═════ Materials provided ═════

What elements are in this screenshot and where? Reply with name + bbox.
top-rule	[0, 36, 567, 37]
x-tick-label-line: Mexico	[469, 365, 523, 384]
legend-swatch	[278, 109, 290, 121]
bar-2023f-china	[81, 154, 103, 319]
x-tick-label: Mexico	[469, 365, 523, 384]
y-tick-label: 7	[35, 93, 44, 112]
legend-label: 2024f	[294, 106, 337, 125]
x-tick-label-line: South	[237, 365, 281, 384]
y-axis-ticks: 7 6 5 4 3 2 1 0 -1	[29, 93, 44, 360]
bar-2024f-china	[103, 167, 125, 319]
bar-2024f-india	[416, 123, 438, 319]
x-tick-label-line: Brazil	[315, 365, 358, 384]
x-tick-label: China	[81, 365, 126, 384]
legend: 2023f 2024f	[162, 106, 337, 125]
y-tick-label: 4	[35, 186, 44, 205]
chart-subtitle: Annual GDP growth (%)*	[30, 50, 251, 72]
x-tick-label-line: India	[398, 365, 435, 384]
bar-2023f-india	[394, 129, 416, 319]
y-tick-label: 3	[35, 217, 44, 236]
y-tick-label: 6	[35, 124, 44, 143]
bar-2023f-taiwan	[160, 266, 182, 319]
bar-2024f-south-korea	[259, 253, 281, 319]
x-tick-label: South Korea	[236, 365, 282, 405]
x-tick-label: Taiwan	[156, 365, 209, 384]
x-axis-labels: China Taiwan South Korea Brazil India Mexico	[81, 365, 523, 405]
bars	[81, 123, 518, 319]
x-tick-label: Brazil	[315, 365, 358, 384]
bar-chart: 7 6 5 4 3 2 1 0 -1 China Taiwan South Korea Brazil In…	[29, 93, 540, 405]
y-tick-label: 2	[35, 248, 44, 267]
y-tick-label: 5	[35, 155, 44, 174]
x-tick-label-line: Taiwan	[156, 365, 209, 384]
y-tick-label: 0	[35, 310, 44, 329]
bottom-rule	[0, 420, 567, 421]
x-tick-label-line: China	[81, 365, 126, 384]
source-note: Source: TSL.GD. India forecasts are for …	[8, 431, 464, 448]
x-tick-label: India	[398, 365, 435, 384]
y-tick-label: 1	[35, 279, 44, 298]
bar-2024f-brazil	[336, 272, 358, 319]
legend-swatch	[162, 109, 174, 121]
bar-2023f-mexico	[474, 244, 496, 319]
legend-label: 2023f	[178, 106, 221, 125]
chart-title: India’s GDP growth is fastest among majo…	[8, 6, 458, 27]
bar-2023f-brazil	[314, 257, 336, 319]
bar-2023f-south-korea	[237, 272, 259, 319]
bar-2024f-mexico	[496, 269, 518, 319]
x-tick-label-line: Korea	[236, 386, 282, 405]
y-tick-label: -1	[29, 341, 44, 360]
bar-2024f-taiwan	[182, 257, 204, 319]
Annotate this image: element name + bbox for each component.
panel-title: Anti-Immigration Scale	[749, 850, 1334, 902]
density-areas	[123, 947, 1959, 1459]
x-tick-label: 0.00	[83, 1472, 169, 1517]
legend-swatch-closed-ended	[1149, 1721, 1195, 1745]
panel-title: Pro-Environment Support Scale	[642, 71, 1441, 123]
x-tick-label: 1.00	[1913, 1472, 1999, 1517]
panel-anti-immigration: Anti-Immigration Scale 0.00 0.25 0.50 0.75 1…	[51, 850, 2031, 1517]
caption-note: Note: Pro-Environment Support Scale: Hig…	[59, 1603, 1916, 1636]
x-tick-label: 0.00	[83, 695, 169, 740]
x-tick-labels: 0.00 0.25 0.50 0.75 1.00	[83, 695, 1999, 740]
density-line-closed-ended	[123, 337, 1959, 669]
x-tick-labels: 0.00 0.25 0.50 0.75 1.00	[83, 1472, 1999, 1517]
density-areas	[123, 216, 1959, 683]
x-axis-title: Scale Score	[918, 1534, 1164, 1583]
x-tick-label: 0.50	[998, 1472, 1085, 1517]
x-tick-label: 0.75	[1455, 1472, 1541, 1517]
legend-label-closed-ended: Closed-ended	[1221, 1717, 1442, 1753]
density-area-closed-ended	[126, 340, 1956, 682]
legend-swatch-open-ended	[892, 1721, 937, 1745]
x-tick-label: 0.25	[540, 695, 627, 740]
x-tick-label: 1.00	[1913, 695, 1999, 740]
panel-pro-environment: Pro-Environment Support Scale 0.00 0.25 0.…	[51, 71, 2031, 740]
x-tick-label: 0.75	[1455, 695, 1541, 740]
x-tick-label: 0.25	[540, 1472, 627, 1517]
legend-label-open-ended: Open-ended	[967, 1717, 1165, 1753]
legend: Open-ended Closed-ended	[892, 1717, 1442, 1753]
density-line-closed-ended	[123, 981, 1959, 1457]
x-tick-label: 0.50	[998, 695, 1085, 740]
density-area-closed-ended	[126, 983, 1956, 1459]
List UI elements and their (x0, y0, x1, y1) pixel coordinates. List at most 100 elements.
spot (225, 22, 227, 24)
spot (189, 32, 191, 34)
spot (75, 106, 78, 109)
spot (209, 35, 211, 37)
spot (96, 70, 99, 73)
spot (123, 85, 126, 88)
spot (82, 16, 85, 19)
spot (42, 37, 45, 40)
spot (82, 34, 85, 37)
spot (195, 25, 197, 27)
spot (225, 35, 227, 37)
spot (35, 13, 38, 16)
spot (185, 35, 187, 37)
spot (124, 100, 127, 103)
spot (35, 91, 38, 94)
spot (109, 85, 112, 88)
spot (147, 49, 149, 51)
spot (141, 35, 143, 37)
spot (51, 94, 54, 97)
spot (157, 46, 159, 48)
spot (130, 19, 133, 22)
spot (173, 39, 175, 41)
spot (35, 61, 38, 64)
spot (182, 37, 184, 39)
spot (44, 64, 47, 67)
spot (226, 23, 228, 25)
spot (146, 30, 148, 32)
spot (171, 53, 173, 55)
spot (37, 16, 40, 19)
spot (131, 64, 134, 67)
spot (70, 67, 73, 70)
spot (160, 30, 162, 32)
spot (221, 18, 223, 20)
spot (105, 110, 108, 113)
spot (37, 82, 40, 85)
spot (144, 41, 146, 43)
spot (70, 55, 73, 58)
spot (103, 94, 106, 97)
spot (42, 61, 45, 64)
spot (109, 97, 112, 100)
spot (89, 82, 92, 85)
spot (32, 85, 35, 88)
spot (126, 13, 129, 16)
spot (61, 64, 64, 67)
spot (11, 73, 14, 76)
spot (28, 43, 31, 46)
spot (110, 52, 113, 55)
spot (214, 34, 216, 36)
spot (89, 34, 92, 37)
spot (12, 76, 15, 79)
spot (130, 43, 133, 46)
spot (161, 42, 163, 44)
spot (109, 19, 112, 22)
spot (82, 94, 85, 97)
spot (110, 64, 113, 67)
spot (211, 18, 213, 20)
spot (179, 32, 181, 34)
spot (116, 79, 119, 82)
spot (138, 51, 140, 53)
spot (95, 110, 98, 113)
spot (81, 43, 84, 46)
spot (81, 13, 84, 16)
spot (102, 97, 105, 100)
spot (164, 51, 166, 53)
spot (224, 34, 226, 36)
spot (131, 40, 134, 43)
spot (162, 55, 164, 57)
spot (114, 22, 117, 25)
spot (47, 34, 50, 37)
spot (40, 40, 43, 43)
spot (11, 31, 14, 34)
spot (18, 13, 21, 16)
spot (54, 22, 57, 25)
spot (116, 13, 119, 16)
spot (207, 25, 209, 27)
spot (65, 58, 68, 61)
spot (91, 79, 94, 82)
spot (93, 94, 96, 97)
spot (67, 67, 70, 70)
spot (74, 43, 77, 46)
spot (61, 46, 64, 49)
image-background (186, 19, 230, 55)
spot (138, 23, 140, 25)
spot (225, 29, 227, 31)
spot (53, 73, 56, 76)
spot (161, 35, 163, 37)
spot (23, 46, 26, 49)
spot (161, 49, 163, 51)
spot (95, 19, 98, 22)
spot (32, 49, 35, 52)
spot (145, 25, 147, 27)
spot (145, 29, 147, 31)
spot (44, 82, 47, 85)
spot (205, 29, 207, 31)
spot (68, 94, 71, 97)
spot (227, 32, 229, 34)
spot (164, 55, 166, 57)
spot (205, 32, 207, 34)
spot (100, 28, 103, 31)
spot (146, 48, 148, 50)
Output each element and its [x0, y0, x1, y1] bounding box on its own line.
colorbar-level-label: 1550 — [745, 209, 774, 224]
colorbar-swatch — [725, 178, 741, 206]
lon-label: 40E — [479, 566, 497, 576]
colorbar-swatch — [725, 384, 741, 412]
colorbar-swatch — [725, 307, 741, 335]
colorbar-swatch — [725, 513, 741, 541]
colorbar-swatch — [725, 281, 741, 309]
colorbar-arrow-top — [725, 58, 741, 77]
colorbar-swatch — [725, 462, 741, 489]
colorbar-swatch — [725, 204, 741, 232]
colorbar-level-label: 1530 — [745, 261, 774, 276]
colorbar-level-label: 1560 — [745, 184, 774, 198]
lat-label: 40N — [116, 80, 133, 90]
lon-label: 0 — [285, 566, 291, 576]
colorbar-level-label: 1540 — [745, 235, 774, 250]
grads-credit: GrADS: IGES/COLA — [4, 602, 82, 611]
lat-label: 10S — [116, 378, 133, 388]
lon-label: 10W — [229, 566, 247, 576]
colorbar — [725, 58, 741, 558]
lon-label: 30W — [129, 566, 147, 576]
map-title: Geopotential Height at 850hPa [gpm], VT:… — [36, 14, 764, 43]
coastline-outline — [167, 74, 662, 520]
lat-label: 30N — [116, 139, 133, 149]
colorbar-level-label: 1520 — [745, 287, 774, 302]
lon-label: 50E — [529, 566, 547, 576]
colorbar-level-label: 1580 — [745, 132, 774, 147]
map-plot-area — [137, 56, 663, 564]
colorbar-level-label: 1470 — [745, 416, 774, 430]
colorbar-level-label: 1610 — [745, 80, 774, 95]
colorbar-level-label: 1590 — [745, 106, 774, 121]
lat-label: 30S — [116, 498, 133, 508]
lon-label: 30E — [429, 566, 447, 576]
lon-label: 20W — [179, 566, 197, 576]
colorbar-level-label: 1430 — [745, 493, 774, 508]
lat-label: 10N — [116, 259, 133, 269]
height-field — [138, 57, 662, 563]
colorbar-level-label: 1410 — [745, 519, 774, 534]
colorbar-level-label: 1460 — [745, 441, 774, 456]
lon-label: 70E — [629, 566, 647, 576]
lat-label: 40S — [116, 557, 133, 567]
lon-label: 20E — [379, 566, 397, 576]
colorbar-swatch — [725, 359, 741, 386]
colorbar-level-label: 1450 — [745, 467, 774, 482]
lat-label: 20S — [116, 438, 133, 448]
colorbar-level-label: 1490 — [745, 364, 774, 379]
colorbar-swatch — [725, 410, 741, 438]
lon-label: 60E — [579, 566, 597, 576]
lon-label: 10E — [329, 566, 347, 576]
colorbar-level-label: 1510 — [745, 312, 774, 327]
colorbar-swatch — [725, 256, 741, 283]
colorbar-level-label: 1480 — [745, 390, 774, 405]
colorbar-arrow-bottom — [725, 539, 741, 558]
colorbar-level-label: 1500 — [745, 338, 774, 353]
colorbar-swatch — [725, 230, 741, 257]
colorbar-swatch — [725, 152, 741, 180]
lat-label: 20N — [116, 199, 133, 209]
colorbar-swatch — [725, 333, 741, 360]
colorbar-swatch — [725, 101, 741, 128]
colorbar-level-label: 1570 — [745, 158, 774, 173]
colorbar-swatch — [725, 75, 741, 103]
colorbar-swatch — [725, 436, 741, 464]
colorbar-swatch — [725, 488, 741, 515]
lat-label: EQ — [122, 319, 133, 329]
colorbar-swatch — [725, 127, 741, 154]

═════

Return each line of the records that contains the string "image". The match is case-sensitive.

Annotate this image: element name + bbox for each component.
image-background (186, 19, 230, 55)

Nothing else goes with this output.